• **What you have to do**: List each line of the data in which the string "skupiny" appears.

★ ★ ★ ★ ★

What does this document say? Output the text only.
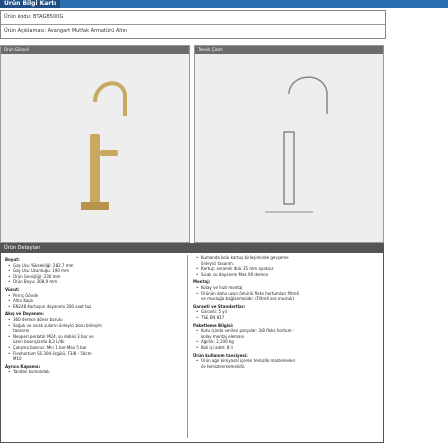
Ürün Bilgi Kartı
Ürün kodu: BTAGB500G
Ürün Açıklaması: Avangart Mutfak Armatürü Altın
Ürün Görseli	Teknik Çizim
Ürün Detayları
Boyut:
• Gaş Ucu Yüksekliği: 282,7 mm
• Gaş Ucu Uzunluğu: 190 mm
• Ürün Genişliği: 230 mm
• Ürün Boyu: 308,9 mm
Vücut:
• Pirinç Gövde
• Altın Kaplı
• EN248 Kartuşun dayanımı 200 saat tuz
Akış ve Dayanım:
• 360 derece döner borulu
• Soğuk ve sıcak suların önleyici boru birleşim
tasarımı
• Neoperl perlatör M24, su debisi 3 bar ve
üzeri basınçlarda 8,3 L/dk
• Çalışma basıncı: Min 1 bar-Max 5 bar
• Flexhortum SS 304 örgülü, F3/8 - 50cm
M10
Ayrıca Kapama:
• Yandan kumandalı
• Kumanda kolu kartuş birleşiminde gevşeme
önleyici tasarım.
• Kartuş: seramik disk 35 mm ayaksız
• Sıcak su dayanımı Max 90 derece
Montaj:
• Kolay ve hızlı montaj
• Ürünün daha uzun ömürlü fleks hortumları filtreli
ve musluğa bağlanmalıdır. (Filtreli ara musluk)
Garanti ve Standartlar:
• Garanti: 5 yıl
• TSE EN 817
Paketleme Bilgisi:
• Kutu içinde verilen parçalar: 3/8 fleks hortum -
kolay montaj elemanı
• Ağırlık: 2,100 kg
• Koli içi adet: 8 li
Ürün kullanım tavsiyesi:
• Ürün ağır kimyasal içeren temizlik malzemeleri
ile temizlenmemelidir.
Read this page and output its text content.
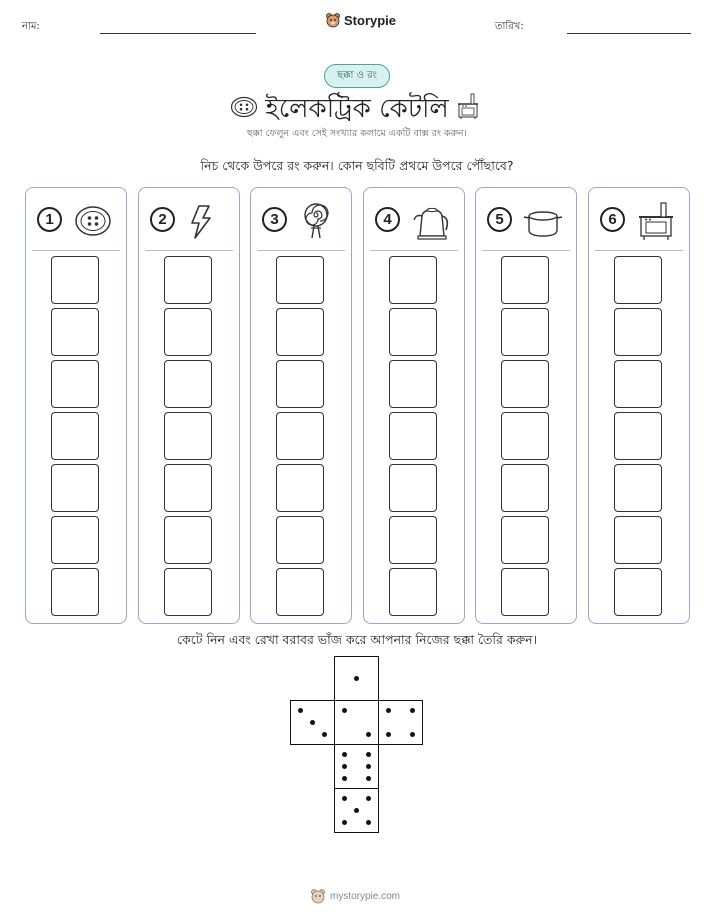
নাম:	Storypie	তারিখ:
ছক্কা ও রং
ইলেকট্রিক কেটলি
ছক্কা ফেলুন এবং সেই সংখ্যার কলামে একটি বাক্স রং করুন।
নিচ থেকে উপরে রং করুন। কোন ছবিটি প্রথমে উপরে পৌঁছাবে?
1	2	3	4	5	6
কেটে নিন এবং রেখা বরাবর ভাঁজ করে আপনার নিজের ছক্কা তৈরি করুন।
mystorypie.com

★ ★ ★ ★ ★

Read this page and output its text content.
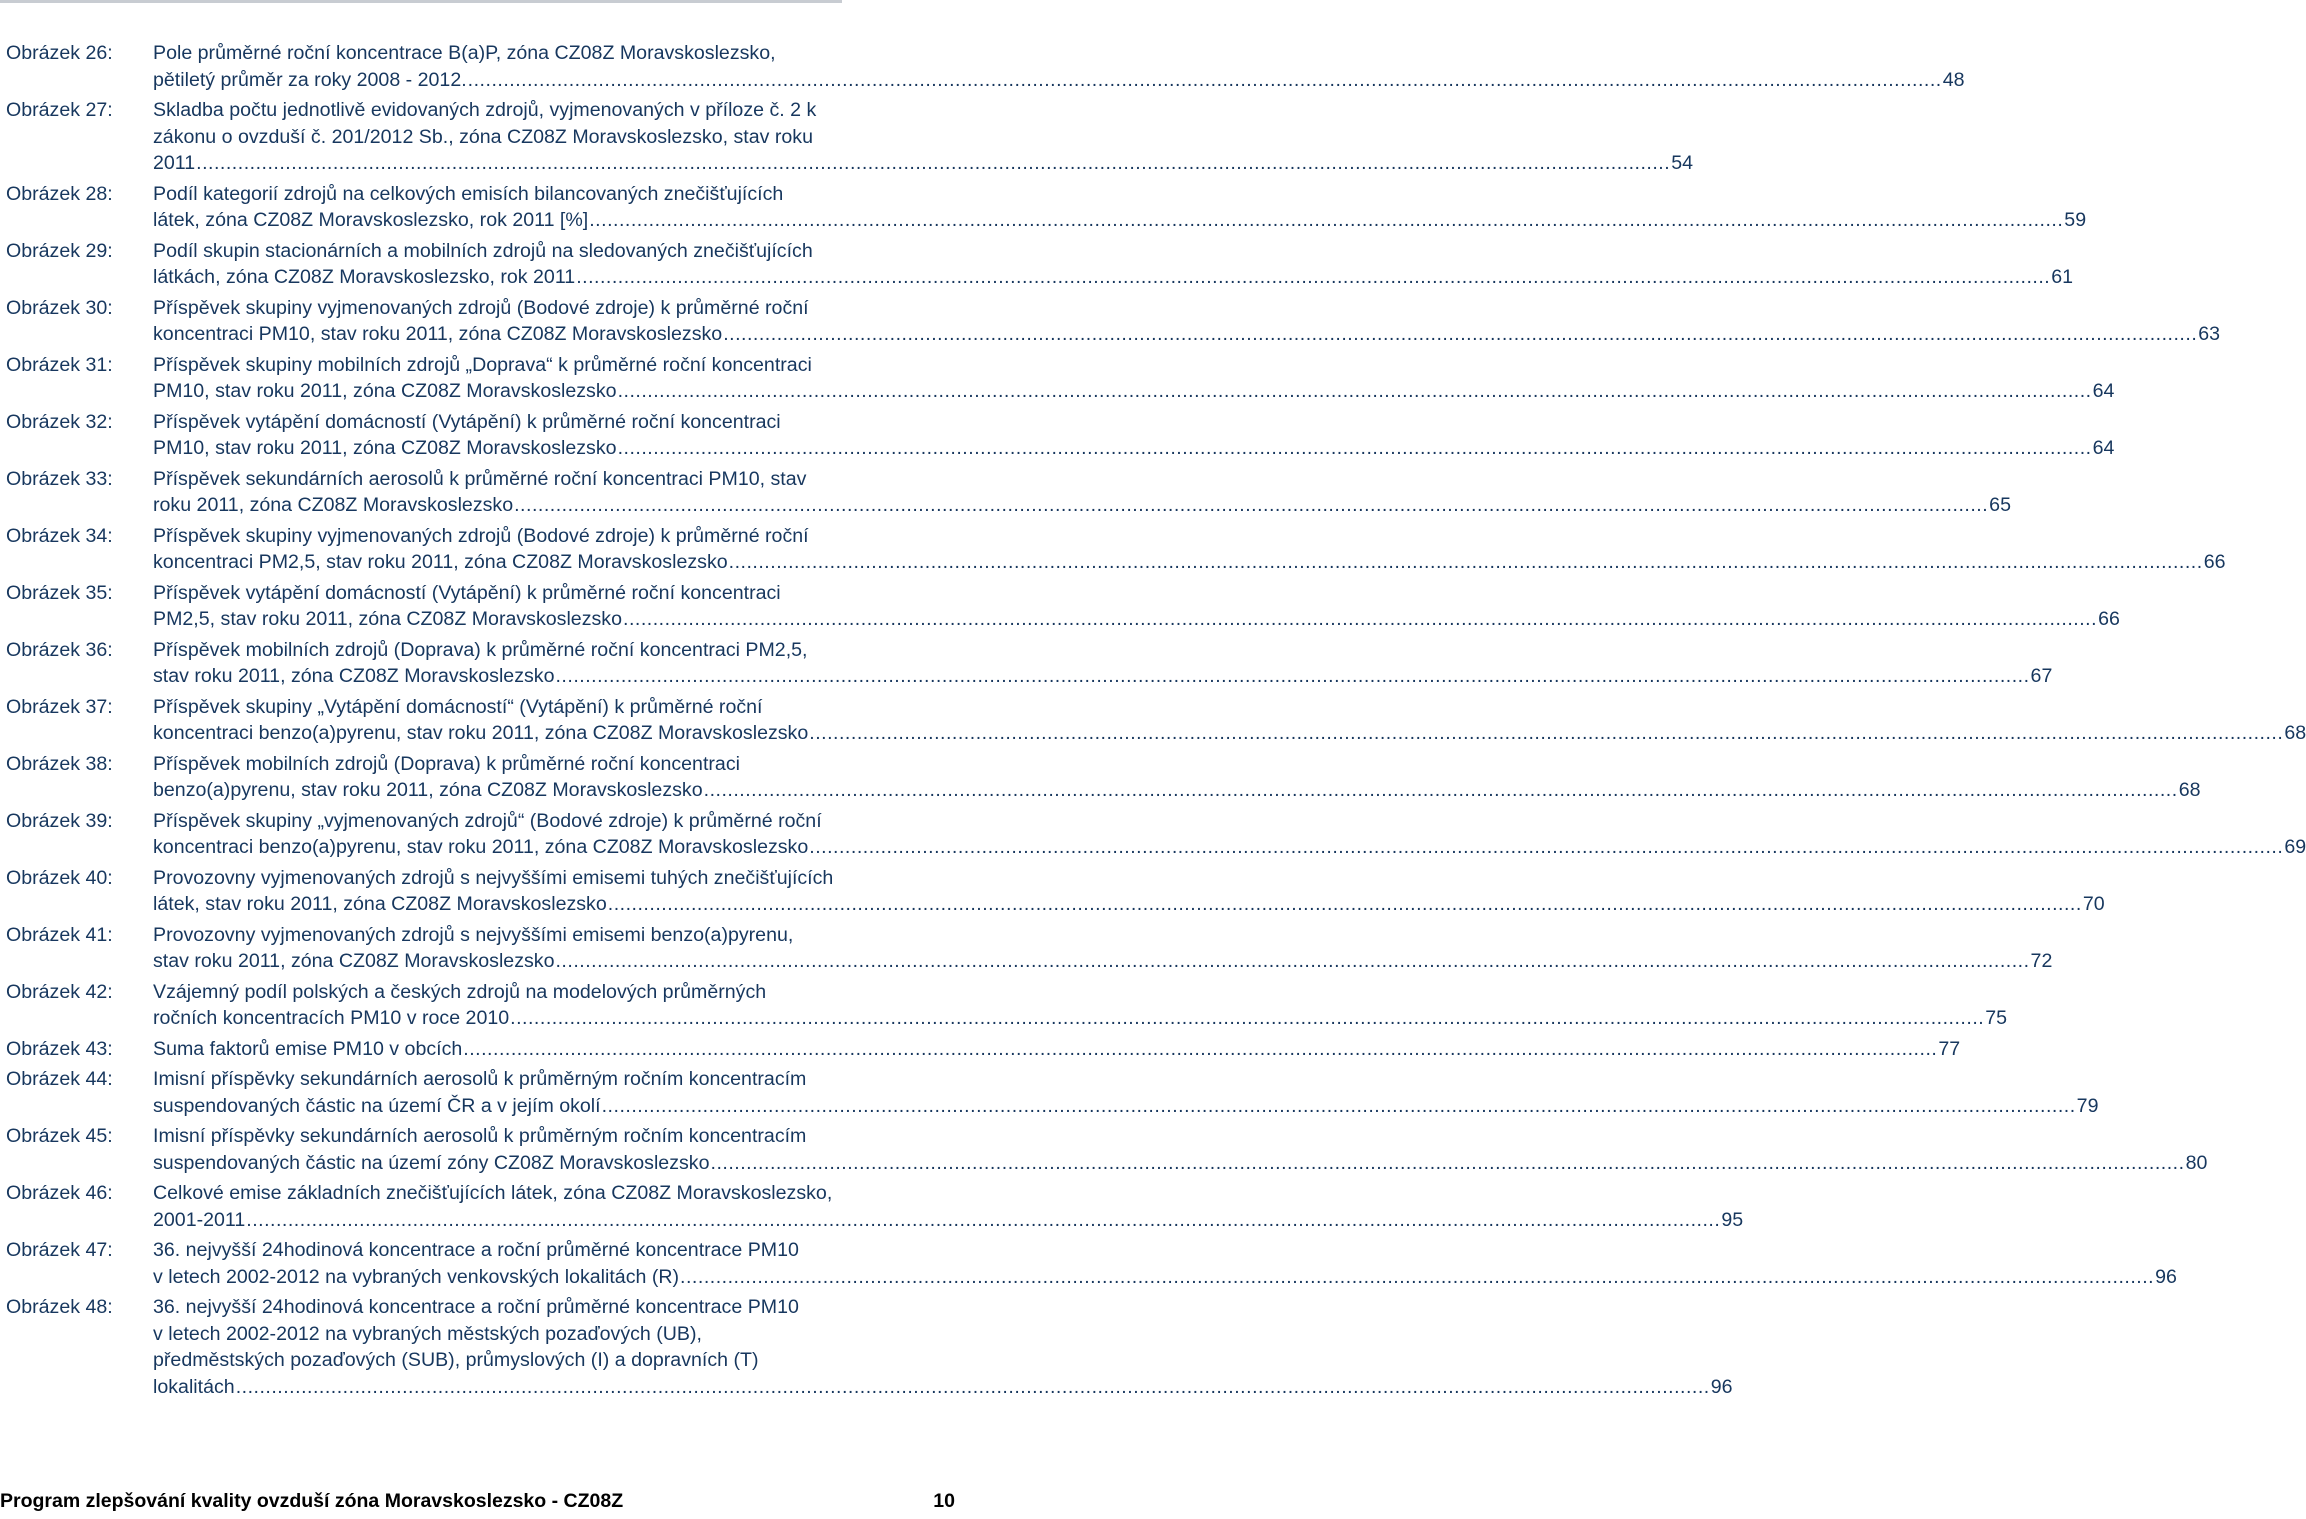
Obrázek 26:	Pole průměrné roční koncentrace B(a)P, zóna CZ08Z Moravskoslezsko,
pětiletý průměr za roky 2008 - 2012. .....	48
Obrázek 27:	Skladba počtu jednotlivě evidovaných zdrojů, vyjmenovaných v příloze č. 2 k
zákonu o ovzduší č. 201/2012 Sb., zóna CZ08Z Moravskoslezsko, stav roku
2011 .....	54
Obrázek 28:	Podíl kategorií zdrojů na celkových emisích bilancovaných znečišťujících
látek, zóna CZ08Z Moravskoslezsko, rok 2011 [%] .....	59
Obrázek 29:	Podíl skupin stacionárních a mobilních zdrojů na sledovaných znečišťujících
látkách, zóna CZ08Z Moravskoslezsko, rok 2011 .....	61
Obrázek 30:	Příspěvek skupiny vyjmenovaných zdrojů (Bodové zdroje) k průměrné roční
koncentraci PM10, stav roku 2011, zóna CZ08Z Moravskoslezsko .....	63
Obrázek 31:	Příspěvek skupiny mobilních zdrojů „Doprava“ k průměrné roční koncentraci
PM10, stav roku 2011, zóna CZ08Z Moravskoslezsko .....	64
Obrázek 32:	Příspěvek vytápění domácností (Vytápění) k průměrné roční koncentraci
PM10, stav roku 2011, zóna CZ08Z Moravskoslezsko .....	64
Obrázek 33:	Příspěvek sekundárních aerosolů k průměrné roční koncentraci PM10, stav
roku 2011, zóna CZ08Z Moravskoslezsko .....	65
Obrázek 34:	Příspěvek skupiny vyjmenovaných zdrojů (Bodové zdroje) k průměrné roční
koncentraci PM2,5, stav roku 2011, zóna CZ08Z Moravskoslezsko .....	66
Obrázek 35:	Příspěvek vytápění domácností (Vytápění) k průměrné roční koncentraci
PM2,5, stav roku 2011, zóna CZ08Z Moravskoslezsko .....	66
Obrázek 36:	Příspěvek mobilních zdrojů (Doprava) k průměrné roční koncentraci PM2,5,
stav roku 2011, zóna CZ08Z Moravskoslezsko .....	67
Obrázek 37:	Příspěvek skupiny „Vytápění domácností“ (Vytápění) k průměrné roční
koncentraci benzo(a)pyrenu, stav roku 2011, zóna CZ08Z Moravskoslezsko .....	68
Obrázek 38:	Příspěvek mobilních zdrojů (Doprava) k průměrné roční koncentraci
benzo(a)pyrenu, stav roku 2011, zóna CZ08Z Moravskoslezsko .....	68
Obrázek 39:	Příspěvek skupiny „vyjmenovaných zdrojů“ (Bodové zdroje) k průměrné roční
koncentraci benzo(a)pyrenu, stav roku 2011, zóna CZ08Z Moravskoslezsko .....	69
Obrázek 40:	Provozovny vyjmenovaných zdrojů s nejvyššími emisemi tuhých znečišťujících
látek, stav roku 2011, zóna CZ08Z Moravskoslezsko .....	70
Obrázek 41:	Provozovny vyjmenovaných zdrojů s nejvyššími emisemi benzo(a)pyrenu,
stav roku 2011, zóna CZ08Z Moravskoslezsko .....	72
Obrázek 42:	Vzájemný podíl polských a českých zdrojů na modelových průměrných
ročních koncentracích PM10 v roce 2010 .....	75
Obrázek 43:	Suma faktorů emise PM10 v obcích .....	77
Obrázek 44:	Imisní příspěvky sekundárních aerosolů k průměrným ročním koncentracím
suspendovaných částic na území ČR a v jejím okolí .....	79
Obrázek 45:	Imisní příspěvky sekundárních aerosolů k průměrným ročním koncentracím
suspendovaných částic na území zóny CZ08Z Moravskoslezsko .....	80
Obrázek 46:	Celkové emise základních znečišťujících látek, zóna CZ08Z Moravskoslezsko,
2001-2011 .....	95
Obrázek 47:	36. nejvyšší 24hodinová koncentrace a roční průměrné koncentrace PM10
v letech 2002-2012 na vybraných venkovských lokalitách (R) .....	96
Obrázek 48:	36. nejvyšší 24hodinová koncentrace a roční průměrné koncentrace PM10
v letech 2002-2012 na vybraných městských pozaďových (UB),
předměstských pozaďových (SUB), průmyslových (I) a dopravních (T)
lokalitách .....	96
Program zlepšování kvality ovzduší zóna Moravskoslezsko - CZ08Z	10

★ ★ ★ ★ ★

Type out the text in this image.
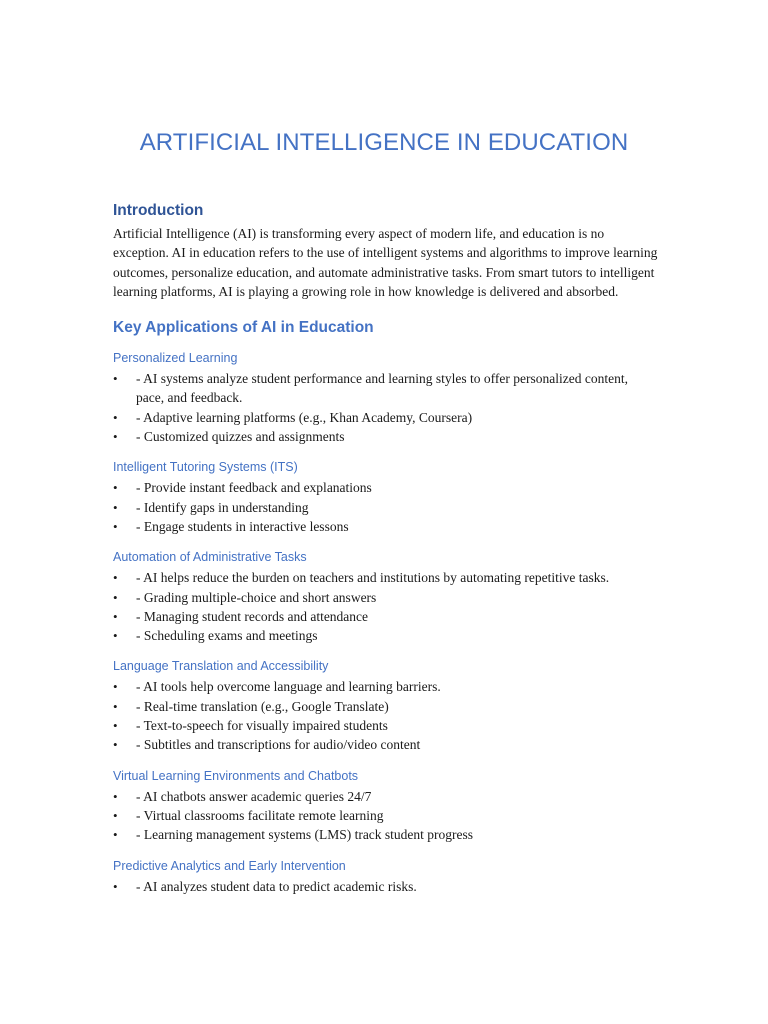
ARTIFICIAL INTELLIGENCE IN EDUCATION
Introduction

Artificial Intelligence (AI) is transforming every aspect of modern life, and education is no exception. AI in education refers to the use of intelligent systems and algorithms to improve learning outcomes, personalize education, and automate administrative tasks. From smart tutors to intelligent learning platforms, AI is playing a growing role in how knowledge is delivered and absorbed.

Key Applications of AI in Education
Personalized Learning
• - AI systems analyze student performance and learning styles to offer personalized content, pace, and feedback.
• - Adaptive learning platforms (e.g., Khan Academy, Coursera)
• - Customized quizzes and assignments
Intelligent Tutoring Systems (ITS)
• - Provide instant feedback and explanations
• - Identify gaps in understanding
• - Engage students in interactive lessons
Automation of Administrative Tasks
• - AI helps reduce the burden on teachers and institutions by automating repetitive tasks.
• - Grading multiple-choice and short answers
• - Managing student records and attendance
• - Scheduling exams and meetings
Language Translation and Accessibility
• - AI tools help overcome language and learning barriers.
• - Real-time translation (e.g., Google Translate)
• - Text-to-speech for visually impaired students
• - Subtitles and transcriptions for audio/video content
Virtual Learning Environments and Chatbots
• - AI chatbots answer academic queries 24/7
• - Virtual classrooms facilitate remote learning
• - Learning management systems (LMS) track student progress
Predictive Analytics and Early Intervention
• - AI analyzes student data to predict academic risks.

★ ★ ★ ★ ★

• **Answer to the problem**:
Obrázek 30:	Příspěvek skupiny vyjmenovaných zdrojů (Bodové zdroje) k průměrné roční
Obrázek 31:	Příspěvek skupiny mobilních zdrojů „Doprava“ k průměrné roční koncentraci
Obrázek 34:	Příspěvek skupiny vyjmenovaných zdrojů (Bodové zdroje) k průměrné roční
Obrázek 37:	Příspěvek skupiny „Vytápění domácností“ (Vytápění) k průměrné roční
Obrázek 39:	Příspěvek skupiny „vyjmenovaných zdrojů“ (Bodové zdroje) k průměrné roční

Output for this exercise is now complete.